§ Aim
Using the listing below, give the number of lines where "name" appears, and nothing else.

======== Data listing ========

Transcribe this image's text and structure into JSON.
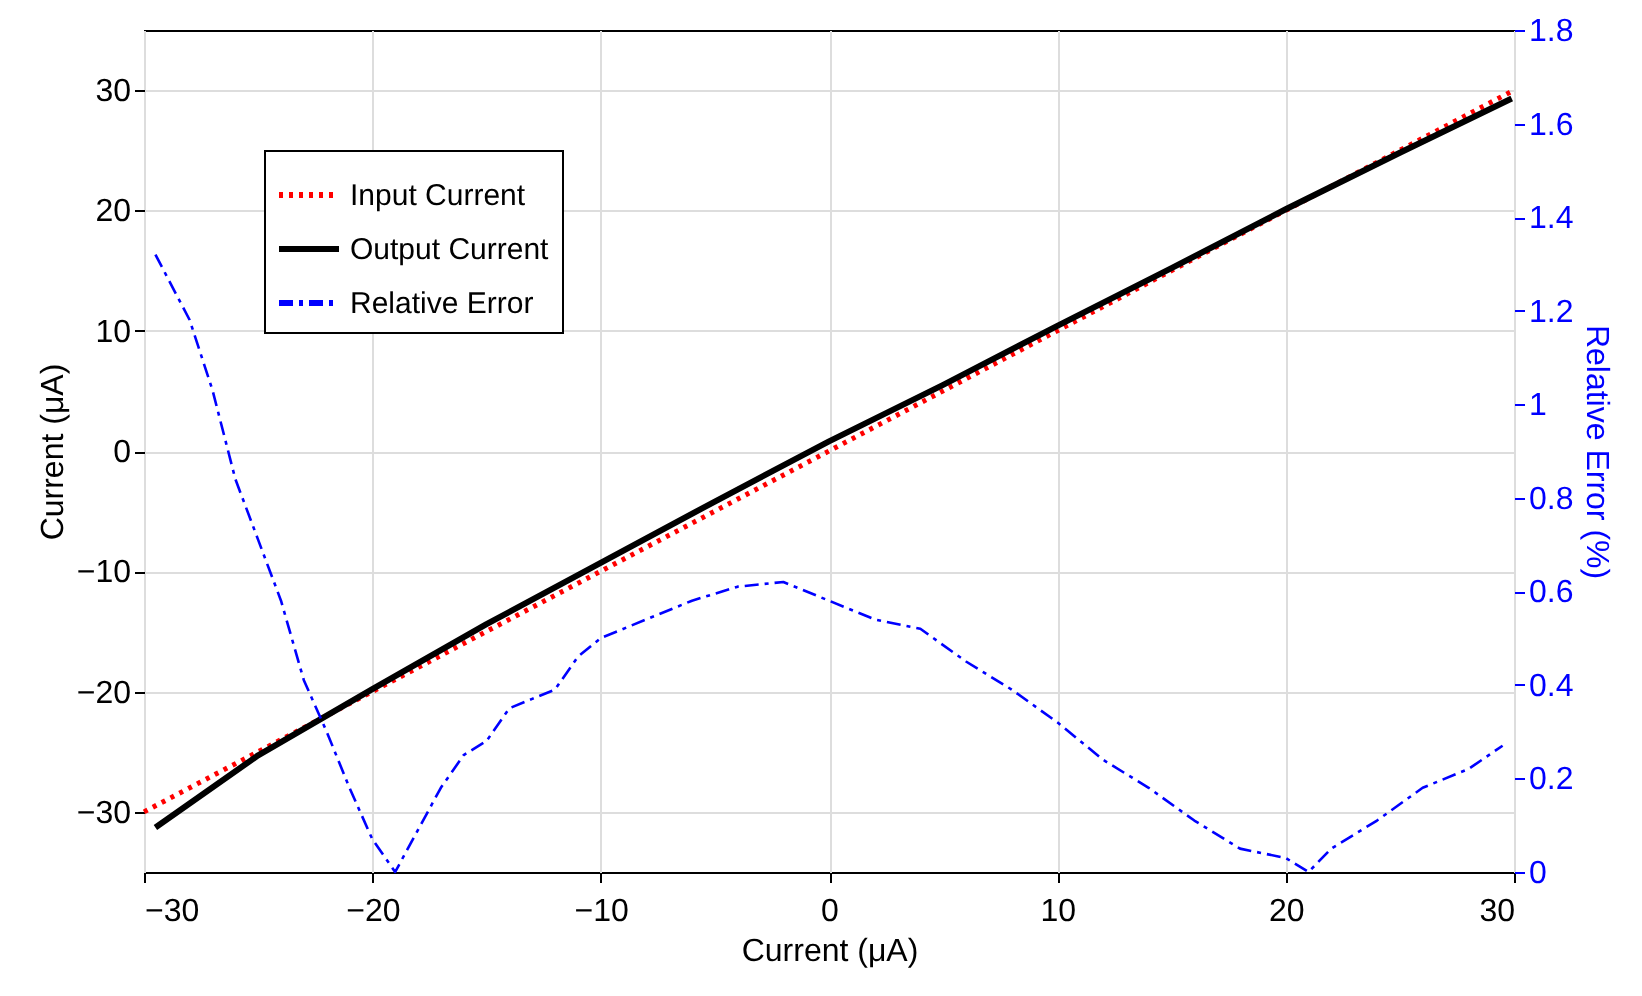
{
  "chart_data": {
    "type": "line",
    "xlabel": "Current (μA)",
    "ylabel": "Current (μA)",
    "y2label": "Relative Error (%)",
    "xlim": [
      -30,
      30
    ],
    "xticks": [
      -30,
      -20,
      -10,
      0,
      10,
      20,
      30
    ],
    "ylim": [
      -35,
      35
    ],
    "yticks": [
      -30,
      -20,
      -10,
      0,
      10,
      20,
      30
    ],
    "y2lim": [
      0,
      1.8
    ],
    "y2ticks": [
      0,
      0.2,
      0.4,
      0.6,
      0.8,
      1,
      1.2,
      1.4,
      1.6,
      1.8
    ],
    "grid": true,
    "legend": "top left",
    "marker": "none",
    "series": [
      {
        "name": "Input Current",
        "color": "#ff0000",
        "line_style": "dotted",
        "x": [
          -30,
          30
        ],
        "values": [
          -30,
          30
        ]
      },
      {
        "name": "Output Current",
        "color": "#000000",
        "line_style": "solid",
        "x": [
          -29.5,
          -25,
          -20,
          -15,
          -10,
          -5,
          0,
          5,
          10,
          15,
          20,
          25,
          29.9
        ],
        "values": [
          -31.3,
          -25.3,
          -19.8,
          -14.4,
          -9.3,
          -4.2,
          0.8,
          5.5,
          10.4,
          15.2,
          20.1,
          24.8,
          29.3
        ]
      },
      {
        "name": "Relative Error",
        "color": "#0000ff",
        "line_style": "dashed",
        "axis": "y2",
        "x": [
          -29.5,
          -28,
          -27,
          -26,
          -25,
          -24,
          -23,
          -22,
          -21,
          -20,
          -19,
          -18,
          -17,
          -16,
          -15,
          -14,
          -13,
          -12,
          -11,
          -10,
          -8,
          -6,
          -4,
          -2,
          0,
          2,
          4,
          6,
          8,
          10,
          12,
          14,
          16,
          18,
          20,
          21,
          22,
          24,
          26,
          28,
          29.5
        ],
        "values": [
          1.32,
          1.18,
          1.03,
          0.84,
          0.71,
          0.58,
          0.41,
          0.3,
          0.18,
          0.07,
          0,
          0.09,
          0.18,
          0.25,
          0.28,
          0.35,
          0.37,
          0.39,
          0.46,
          0.5,
          0.54,
          0.58,
          0.61,
          0.62,
          0.58,
          0.54,
          0.52,
          0.45,
          0.39,
          0.32,
          0.24,
          0.18,
          0.11,
          0.05,
          0.03,
          0,
          0.05,
          0.11,
          0.18,
          0.22,
          0.27
        ]
      }
    ]
  }
}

========

§ Problem solution
3